┏━━
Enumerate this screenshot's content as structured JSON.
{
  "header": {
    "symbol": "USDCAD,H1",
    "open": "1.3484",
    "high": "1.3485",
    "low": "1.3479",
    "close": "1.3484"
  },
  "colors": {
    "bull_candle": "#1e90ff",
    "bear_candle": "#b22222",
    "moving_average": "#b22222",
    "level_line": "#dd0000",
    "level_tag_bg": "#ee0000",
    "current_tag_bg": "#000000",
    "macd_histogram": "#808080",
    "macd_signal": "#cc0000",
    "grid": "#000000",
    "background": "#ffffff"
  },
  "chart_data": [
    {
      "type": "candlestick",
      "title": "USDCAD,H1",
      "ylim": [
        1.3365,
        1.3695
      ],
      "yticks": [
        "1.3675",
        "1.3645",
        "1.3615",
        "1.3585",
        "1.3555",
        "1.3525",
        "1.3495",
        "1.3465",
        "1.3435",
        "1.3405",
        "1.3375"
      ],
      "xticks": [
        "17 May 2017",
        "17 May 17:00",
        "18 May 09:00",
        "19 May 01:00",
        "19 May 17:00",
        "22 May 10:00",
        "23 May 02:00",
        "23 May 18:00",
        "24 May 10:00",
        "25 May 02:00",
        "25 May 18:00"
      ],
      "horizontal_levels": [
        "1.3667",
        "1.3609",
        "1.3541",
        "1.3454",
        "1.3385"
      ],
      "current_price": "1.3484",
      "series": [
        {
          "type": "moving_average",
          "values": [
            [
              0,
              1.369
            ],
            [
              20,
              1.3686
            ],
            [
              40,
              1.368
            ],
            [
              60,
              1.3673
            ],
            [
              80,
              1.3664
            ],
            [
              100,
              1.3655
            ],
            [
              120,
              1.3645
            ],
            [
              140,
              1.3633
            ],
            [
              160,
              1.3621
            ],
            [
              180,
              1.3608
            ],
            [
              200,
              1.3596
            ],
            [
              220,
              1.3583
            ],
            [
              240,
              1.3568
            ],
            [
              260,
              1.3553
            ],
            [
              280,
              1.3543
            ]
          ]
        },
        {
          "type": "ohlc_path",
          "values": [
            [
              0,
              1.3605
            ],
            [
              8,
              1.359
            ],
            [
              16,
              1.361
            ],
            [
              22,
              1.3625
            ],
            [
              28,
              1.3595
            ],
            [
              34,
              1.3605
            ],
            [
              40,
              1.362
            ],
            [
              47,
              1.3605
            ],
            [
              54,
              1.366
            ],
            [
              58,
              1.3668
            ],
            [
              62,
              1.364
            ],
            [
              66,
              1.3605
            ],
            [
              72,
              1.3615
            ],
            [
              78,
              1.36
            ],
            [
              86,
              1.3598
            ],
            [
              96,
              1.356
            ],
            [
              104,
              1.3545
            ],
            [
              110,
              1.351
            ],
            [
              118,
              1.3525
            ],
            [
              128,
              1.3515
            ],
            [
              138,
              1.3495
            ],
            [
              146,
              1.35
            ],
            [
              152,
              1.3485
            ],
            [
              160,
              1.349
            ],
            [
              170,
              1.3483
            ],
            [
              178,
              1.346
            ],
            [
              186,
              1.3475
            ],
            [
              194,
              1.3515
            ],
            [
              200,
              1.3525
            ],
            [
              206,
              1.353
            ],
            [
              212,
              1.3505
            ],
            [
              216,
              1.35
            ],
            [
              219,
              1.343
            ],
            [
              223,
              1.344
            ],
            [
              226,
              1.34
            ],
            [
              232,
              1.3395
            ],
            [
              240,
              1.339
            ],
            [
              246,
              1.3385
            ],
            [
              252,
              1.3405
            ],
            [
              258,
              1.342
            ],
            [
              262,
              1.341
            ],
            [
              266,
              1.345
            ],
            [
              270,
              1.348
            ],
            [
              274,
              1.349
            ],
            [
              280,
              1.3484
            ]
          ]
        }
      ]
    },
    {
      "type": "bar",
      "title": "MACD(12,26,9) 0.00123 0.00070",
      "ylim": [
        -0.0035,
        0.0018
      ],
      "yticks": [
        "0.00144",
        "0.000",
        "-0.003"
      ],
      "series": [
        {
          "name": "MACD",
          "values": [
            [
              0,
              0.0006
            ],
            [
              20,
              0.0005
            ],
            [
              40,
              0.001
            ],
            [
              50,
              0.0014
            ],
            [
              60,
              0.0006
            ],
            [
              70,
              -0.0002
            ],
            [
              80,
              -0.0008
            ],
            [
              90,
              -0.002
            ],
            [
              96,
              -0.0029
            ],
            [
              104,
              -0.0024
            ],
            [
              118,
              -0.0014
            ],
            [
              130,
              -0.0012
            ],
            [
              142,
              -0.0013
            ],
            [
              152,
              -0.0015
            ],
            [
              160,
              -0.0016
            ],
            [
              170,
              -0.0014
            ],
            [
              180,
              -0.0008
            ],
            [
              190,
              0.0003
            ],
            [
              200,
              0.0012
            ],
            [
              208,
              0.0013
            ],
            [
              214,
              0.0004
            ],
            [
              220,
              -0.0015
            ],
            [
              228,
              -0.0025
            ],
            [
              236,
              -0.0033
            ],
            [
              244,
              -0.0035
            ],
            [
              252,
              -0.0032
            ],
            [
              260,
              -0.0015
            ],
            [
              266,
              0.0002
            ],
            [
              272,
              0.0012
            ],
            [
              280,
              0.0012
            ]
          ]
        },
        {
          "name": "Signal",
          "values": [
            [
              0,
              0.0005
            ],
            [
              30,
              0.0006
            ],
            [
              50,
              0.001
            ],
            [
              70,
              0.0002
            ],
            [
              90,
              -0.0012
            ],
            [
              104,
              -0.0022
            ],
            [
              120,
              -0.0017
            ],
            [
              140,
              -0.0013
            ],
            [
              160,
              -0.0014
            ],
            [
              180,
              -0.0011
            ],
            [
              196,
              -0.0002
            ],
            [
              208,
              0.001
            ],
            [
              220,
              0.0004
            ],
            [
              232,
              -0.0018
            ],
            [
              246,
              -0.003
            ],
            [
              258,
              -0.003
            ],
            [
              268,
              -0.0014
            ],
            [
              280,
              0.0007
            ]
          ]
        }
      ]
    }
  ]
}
┗━━
▸ YOUR TASK: Go through the entries and return each line where the word "title" appears.

▸ WRITTEN ANSWER:
      "title": "USDCAD,H1",
      "title": "MACD(12,26,9) 0.00123 0.00070",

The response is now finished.